Excerpt:
******

Julia Kristeva Women's Time

Sunday, October 29, 2006

Make your own lollies!



Just found this intriquing recipe here (one degree of separation - Jackie French and I were both shortlisted for an Aurealis Award a few years ago, neither of us won it). Anyway, I thought I must bookmark that but fearing it would get lost in my ever expanding but extremely disorganised boomark folder, I thought, well, I may as well put it here. I haven't tried it out yet but it's on my list of things to do (along with horseriding and laser eye surgery). Looks like something you need to gobble pretty fast - love the storage directions...it doesn't say what to do if they start out looking odd, which pretty much describes all my forays into the mysterious world of homemade confectionary - sugar mice, toffee, coconut ice, caramel...

By the wya pic is of some kind of Lush bath product but it was the closest I could get.


Blueberry and Lime Fruit Jellies


You need:

1 cup apple juice
1 packet frozen blueberries
half a cup of lime juice
1 cup of sugar (or less – your choice)

******

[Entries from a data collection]
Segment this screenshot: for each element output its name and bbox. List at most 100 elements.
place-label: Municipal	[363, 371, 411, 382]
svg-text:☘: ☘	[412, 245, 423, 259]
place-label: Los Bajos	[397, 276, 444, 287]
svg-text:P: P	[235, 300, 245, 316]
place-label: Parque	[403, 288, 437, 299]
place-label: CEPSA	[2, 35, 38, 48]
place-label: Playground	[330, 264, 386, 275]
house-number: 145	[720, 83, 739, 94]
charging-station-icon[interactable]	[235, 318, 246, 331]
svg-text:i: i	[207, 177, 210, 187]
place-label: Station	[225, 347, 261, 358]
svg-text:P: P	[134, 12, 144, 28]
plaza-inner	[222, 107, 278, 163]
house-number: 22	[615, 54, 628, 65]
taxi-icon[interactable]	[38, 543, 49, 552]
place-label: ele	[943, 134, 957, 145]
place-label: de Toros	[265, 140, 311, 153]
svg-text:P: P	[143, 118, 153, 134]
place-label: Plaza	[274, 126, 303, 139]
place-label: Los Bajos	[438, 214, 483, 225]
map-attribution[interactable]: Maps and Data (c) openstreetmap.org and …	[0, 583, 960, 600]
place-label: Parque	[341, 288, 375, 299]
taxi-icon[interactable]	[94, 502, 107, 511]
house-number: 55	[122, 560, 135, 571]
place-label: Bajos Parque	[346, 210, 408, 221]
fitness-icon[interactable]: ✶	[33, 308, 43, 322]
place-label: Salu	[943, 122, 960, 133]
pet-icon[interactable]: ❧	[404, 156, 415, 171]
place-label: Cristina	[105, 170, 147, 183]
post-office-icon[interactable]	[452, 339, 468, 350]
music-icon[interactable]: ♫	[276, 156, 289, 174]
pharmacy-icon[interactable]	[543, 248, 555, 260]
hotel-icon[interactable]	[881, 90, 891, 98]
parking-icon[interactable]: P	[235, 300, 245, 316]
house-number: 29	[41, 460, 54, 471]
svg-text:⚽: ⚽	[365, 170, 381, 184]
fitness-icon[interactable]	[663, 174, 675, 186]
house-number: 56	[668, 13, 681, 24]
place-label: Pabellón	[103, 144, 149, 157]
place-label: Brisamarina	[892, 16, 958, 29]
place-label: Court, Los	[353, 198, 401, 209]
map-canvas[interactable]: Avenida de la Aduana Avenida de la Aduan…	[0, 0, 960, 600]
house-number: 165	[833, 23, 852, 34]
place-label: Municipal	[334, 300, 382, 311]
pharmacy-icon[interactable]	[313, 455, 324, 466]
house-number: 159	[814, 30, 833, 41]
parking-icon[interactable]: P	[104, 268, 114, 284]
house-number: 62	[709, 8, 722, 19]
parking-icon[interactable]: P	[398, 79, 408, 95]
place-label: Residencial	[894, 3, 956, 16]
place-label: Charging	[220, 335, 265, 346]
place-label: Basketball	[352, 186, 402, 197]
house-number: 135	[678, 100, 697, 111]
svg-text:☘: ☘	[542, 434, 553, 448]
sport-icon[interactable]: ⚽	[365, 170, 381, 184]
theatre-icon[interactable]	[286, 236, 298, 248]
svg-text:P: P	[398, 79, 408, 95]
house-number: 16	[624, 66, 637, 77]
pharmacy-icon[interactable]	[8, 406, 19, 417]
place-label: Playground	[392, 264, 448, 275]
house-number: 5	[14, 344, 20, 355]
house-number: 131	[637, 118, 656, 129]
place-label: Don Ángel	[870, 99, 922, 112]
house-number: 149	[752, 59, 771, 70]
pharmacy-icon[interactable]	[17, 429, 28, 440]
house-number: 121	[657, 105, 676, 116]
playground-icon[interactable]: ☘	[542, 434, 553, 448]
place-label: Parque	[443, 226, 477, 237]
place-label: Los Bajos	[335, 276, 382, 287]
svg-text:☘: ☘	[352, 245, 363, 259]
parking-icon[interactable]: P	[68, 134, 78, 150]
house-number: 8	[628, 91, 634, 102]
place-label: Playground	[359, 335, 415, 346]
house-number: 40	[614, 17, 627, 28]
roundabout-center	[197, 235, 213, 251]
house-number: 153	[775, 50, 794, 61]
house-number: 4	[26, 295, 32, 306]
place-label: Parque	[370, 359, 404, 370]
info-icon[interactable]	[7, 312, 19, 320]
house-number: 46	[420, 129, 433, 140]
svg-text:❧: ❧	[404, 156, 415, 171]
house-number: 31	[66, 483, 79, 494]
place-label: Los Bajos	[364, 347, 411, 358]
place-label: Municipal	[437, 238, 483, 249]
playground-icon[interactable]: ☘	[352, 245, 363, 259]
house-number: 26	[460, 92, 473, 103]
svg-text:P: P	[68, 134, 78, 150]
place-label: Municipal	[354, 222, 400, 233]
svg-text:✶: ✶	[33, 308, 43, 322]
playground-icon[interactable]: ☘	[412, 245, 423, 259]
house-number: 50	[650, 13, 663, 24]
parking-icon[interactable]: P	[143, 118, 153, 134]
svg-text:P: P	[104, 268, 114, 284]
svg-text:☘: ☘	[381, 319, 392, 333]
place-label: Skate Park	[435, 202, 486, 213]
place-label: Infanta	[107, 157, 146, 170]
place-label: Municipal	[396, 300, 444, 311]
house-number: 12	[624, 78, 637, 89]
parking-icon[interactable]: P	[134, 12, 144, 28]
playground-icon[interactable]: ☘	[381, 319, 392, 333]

******

Instructions:
A – From the post about homemade lollies, copy out the passage that begins at the words "Make your own" and ends after "I could get.", substituting "rock climbing" for "horseriding".
B – According to the post about homemade lollies, what award were Jackie French and the writer both shortlisted for?

Problem solutions:
A –
Make your own lollies!



Just found this intriquing recipe here (one degree of separation - Jackie French and I were both shortlisted for an Aurealis Award a few years ago, neither of us won it). Anyway, I thought I must bookmark that but fearing it would get lost in my ever expanding but extremely disorganised boomark folder, I thought, well, I may as well put it here. I haven't tried it out yet but it's on my list of things to do (along with rock climbing and laser eye surgery). Looks like something you need to gobble pretty fast - love the storage directions...it doesn't say what to do if they start out looking odd, which pretty much describes all my forays into the mysterious world of homemade confectionary - sugar mice, toffee, coconut ice, caramel...

By the wya pic is of some kind of Lush bath product but it was the closest I could get.

B – An Aurealis Award.